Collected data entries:
--------

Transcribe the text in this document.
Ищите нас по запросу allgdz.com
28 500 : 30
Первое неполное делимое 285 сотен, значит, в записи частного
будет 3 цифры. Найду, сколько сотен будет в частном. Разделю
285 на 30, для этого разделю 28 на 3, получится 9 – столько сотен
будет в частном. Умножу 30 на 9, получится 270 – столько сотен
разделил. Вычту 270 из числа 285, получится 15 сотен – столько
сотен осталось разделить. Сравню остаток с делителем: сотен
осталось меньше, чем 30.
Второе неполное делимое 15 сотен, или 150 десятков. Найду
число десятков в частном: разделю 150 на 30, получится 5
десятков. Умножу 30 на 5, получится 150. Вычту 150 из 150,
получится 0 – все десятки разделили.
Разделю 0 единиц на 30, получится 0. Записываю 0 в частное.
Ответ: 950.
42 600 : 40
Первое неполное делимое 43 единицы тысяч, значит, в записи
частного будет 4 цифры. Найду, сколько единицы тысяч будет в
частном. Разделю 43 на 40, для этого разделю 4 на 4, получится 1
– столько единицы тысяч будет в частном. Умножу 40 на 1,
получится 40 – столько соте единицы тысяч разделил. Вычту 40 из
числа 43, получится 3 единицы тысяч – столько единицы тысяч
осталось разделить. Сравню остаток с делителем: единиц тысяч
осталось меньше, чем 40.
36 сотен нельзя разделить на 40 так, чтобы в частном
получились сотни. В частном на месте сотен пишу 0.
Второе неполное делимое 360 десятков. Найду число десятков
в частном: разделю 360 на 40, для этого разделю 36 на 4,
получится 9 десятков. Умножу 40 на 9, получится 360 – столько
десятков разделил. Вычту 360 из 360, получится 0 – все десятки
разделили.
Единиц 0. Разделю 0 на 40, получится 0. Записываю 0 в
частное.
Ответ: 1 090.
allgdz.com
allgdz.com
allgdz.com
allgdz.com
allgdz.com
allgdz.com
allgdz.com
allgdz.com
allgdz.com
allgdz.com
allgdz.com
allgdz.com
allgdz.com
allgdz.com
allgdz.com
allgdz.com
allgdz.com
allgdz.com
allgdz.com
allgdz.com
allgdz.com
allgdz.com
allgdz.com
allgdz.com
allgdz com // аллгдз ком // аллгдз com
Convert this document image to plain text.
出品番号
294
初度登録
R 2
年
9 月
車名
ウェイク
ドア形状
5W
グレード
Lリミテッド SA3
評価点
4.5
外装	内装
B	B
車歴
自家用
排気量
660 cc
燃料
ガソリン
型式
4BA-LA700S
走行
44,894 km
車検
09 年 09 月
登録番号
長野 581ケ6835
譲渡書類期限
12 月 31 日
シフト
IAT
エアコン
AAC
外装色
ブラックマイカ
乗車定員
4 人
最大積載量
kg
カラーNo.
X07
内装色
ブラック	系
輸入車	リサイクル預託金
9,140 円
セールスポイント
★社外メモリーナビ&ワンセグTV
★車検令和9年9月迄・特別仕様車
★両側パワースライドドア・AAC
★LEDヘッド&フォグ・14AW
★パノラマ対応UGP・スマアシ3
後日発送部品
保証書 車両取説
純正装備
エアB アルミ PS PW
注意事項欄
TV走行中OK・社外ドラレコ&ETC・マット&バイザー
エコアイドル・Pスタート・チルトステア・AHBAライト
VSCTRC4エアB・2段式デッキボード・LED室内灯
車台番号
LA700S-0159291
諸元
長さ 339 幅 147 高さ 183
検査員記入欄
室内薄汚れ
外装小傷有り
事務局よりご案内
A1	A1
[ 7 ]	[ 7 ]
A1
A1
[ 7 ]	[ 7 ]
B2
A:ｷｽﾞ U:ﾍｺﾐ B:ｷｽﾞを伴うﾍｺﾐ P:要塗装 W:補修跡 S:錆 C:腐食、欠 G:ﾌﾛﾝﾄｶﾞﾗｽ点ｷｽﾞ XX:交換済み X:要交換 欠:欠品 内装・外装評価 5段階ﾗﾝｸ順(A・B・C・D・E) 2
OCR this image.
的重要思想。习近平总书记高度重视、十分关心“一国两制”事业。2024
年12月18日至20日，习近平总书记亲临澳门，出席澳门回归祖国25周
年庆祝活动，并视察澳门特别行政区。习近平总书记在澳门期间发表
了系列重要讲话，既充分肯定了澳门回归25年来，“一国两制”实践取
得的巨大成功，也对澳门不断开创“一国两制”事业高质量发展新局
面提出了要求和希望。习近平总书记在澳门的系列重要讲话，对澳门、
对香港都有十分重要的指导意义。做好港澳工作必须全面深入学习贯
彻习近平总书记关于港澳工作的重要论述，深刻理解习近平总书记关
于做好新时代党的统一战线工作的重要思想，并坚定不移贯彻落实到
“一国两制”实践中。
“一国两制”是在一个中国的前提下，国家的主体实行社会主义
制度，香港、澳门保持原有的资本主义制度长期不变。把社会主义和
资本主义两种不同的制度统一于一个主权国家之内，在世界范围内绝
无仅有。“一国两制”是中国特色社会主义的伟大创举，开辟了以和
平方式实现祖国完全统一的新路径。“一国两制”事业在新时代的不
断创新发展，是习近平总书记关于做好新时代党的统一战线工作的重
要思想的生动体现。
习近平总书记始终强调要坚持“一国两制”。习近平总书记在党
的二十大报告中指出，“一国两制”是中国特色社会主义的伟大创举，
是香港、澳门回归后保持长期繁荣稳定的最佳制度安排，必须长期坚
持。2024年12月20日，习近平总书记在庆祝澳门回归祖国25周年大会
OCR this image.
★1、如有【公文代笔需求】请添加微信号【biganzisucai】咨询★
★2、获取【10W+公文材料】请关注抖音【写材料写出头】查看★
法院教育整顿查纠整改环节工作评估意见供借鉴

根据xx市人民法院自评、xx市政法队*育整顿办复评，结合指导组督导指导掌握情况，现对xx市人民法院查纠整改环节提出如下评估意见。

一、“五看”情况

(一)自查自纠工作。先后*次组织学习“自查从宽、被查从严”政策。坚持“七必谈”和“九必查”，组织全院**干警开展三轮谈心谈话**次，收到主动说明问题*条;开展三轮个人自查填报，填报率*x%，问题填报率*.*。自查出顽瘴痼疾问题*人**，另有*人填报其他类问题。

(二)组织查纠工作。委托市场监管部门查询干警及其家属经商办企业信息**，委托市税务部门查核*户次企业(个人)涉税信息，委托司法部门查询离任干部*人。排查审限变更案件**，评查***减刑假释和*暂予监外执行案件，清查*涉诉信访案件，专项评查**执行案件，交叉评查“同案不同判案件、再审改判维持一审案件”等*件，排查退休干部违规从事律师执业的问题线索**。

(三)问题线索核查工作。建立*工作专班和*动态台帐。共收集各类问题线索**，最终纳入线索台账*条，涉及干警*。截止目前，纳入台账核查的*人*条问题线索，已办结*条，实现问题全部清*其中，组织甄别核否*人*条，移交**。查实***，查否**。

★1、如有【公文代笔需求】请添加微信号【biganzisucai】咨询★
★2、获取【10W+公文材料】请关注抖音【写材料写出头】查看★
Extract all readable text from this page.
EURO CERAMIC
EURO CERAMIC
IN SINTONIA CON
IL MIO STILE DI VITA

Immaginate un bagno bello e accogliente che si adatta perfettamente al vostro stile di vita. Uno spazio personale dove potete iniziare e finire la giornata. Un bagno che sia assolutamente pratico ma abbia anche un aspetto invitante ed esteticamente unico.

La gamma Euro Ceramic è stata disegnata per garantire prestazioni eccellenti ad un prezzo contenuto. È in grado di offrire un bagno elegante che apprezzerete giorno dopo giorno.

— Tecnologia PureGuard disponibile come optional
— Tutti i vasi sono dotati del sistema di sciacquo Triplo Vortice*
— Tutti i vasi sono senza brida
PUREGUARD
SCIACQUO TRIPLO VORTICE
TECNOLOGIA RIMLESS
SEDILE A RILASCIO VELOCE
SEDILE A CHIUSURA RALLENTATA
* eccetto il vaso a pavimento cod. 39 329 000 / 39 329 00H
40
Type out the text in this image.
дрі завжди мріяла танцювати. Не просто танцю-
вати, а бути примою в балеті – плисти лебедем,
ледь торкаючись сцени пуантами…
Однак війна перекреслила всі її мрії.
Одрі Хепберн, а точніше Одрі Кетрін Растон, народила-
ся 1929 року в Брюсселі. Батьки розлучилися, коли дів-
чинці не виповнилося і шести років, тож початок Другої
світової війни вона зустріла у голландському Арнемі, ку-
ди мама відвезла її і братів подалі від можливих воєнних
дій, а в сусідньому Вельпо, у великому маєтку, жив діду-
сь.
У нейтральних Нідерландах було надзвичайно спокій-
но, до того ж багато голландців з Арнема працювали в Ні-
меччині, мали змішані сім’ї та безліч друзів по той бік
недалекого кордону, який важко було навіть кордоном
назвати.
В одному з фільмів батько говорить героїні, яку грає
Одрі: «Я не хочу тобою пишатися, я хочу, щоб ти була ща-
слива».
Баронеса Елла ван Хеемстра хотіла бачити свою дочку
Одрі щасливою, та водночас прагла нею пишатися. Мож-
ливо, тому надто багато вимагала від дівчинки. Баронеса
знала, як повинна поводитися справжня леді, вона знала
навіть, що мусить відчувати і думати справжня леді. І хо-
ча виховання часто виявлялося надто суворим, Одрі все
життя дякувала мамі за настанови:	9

--------

Where a line above contains the string "тысяч", copy that line.

Первое неполное делимое 43 единицы тысяч, значит, в записи
частного будет 4 цифры. Найду, сколько единицы тысяч будет в
– столько единицы тысяч будет в частном. Умножу 40 на 1,
получится 40 – столько соте единицы тысяч разделил. Вычту 40 из
числа 43, получится 3 единицы тысяч – столько единицы тысяч
осталось разделить. Сравню остаток с делителем: единиц тысяч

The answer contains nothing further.